Gather every line in the records below that contains the word "frac".

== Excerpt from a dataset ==
■ ■ ■ ■ ■ ■ ■

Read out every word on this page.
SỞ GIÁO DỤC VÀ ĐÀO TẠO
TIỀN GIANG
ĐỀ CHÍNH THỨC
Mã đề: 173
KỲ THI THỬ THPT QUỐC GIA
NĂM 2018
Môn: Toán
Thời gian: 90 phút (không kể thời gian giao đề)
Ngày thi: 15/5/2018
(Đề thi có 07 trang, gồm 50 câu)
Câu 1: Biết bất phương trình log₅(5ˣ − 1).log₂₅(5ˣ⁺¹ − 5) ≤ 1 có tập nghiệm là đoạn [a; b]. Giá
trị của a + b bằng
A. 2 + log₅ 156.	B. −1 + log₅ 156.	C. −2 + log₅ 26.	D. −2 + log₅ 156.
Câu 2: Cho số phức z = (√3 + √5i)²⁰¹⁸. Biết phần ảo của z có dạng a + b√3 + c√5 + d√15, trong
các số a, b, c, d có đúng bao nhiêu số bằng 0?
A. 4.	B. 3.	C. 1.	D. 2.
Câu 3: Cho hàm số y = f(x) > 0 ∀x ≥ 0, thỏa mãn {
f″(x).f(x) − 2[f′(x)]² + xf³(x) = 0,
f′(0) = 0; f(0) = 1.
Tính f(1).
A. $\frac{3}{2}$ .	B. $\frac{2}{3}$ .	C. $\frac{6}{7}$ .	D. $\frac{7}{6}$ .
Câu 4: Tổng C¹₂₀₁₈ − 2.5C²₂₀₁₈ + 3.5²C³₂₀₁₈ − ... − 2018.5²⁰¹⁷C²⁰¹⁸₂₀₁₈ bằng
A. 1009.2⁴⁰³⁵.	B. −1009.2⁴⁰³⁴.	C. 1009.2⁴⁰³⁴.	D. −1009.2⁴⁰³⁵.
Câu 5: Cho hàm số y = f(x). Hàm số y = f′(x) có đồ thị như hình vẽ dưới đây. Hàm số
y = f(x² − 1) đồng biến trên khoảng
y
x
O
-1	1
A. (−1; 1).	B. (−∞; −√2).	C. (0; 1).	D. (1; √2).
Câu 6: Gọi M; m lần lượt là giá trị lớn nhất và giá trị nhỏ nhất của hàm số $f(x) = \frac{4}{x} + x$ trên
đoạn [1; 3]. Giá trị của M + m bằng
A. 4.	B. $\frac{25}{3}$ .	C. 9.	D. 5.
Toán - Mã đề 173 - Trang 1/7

■ ■ ■ ■ ■ ■ ■

== Response to this task ==
A. $\frac{3}{2}$ .	B. $\frac{2}{3}$ .	C. $\frac{6}{7}$ .	D. $\frac{7}{6}$ .
Câu 6: Gọi M; m lần lượt là giá trị lớn nhất và giá trị nhỏ nhất của hàm số $f(x) = \frac{4}{x} + x$ trên
A. 4.	B. $\frac{25}{3}$ .	C. 9.	D. 5.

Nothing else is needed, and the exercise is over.